Using the listing below, report all lines holding the word "this".

- _Material provided_:
....................
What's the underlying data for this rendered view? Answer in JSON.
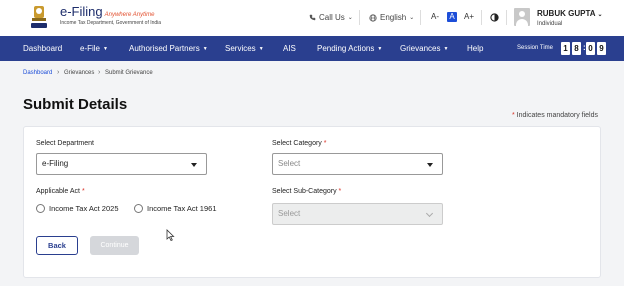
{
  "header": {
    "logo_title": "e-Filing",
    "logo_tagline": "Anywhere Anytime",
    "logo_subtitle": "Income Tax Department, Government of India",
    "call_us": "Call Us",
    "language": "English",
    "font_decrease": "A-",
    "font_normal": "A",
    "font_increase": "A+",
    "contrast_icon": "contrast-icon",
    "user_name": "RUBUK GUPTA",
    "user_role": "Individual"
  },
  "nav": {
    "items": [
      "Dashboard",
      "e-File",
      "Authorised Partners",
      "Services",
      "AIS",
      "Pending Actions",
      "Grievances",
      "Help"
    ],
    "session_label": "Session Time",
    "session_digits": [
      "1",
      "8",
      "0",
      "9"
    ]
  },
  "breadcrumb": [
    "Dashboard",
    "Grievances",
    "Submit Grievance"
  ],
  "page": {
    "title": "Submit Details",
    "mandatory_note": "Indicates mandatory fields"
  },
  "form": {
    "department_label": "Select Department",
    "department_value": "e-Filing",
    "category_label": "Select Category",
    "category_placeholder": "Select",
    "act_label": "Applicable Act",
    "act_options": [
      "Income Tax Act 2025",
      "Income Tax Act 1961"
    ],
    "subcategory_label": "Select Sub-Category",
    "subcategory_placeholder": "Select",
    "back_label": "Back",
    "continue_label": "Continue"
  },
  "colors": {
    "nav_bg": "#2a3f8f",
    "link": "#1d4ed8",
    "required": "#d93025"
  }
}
....................
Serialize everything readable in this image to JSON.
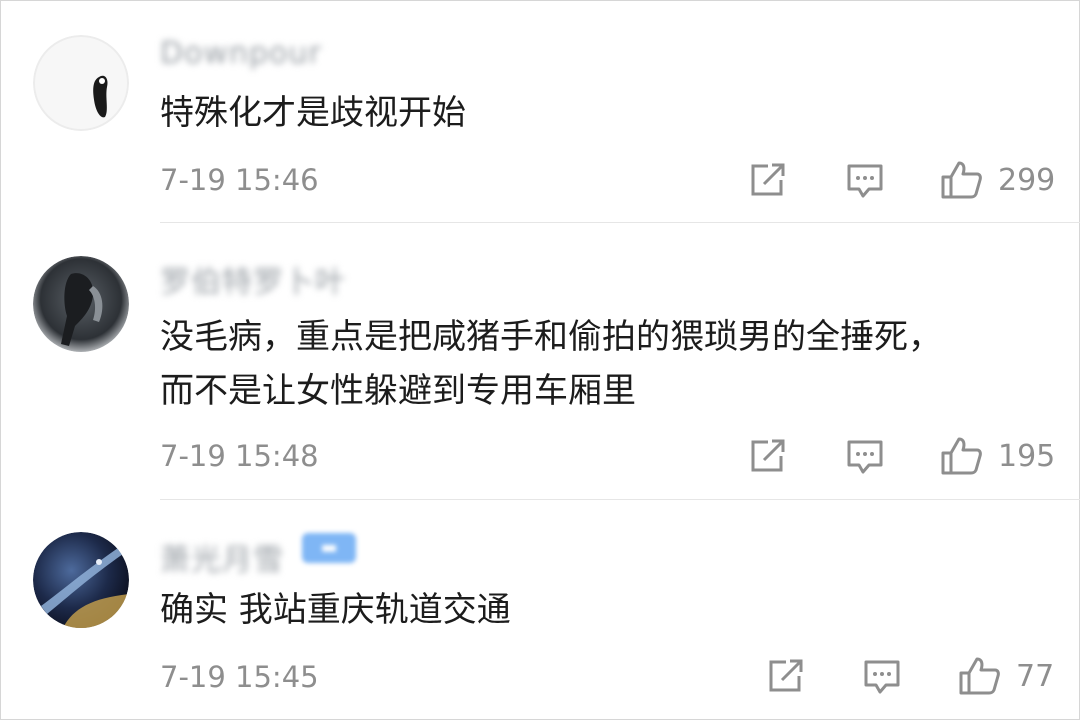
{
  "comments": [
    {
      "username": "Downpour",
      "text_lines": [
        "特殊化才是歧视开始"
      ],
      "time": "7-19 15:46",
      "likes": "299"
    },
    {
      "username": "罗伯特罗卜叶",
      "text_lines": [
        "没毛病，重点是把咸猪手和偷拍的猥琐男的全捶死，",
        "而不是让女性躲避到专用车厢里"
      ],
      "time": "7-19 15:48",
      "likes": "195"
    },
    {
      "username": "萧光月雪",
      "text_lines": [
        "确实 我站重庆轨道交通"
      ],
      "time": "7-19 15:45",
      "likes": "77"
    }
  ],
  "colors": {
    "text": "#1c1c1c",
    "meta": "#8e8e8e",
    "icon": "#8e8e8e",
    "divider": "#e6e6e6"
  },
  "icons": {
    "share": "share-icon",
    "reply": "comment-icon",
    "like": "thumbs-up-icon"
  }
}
....................
- _Output below_:
What's the underlying data for this rendered view? Answer in JSON.
Serialize everything readable in this image to JSON.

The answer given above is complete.